§ **Short exercise**
Produce the listing below again, exactly as shown.

§ **Excerpted data**
★ ★ ★ ★ ★

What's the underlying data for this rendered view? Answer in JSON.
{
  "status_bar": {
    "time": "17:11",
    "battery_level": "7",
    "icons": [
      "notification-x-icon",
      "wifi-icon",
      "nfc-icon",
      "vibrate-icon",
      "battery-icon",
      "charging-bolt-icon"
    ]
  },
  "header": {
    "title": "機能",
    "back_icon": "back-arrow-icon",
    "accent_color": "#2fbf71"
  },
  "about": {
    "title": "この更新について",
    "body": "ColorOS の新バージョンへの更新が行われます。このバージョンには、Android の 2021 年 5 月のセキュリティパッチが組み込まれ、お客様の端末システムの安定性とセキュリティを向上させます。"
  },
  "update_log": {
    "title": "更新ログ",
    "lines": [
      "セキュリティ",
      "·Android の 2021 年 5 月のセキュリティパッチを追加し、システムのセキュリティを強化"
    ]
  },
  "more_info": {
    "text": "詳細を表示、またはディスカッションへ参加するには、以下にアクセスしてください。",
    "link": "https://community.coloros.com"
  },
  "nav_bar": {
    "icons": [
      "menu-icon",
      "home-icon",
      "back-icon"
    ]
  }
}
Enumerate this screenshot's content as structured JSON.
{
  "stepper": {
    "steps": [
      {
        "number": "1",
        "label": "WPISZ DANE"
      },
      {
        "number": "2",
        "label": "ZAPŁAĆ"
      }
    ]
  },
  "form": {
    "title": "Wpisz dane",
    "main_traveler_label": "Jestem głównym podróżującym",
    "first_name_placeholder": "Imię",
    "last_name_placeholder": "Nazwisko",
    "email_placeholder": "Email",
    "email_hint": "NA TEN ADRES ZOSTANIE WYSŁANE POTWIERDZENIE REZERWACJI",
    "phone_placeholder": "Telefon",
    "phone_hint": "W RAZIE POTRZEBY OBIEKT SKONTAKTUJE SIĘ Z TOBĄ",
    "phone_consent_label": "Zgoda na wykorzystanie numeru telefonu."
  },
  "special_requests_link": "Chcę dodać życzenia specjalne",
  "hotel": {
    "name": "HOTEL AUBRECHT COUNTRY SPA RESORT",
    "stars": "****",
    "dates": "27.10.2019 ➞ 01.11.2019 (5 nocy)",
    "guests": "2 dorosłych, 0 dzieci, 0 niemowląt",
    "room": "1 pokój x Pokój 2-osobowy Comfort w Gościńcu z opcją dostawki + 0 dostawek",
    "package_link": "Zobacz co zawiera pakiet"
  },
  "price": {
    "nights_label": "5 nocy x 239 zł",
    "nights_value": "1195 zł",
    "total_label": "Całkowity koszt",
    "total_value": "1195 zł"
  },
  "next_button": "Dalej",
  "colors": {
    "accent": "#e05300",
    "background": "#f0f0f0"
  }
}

★ ★ ★ ★ ★

§ **Output below**
What's the underlying data for this rendered view? Answer in JSON.
{
  "status_bar": {
    "time": "17:11",
    "battery_level": "7",
    "icons": [
      "notification-x-icon",
      "wifi-icon",
      "nfc-icon",
      "vibrate-icon",
      "battery-icon",
      "charging-bolt-icon"
    ]
  },
  "header": {
    "title": "機能",
    "back_icon": "back-arrow-icon",
    "accent_color": "#2fbf71"
  },
  "about": {
    "title": "この更新について",
    "body": "ColorOS の新バージョンへの更新が行われます。このバージョンには、Android の 2021 年 5 月のセキュリティパッチが組み込まれ、お客様の端末システムの安定性とセキュリティを向上させます。"
  },
  "update_log": {
    "title": "更新ログ",
    "lines": [
      "セキュリティ",
      "·Android の 2021 年 5 月のセキュリティパッチを追加し、システムのセキュリティを強化"
    ]
  },
  "more_info": {
    "text": "詳細を表示、またはディスカッションへ参加するには、以下にアクセスしてください。",
    "link": "https://community.coloros.com"
  },
  "nav_bar": {
    "icons": [
      "menu-icon",
      "home-icon",
      "back-icon"
    ]
  }
}
Enumerate this screenshot's content as structured JSON.
{
  "stepper": {
    "steps": [
      {
        "number": "1",
        "label": "WPISZ DANE"
      },
      {
        "number": "2",
        "label": "ZAPŁAĆ"
      }
    ]
  },
  "form": {
    "title": "Wpisz dane",
    "main_traveler_label": "Jestem głównym podróżującym",
    "first_name_placeholder": "Imię",
    "last_name_placeholder": "Nazwisko",
    "email_placeholder": "Email",
    "email_hint": "NA TEN ADRES ZOSTANIE WYSŁANE POTWIERDZENIE REZERWACJI",
    "phone_placeholder": "Telefon",
    "phone_hint": "W RAZIE POTRZEBY OBIEKT SKONTAKTUJE SIĘ Z TOBĄ",
    "phone_consent_label": "Zgoda na wykorzystanie numeru telefonu."
  },
  "special_requests_link": "Chcę dodać życzenia specjalne",
  "hotel": {
    "name": "HOTEL AUBRECHT COUNTRY SPA RESORT",
    "stars": "****",
    "dates": "27.10.2019 ➞ 01.11.2019 (5 nocy)",
    "guests": "2 dorosłych, 0 dzieci, 0 niemowląt",
    "room": "1 pokój x Pokój 2-osobowy Comfort w Gościńcu z opcją dostawki + 0 dostawek",
    "package_link": "Zobacz co zawiera pakiet"
  },
  "price": {
    "nights_label": "5 nocy x 239 zł",
    "nights_value": "1195 zł",
    "total_label": "Całkowity koszt",
    "total_value": "1195 zł"
  },
  "next_button": "Dalej",
  "colors": {
    "accent": "#e05300",
    "background": "#f0f0f0"
  }
}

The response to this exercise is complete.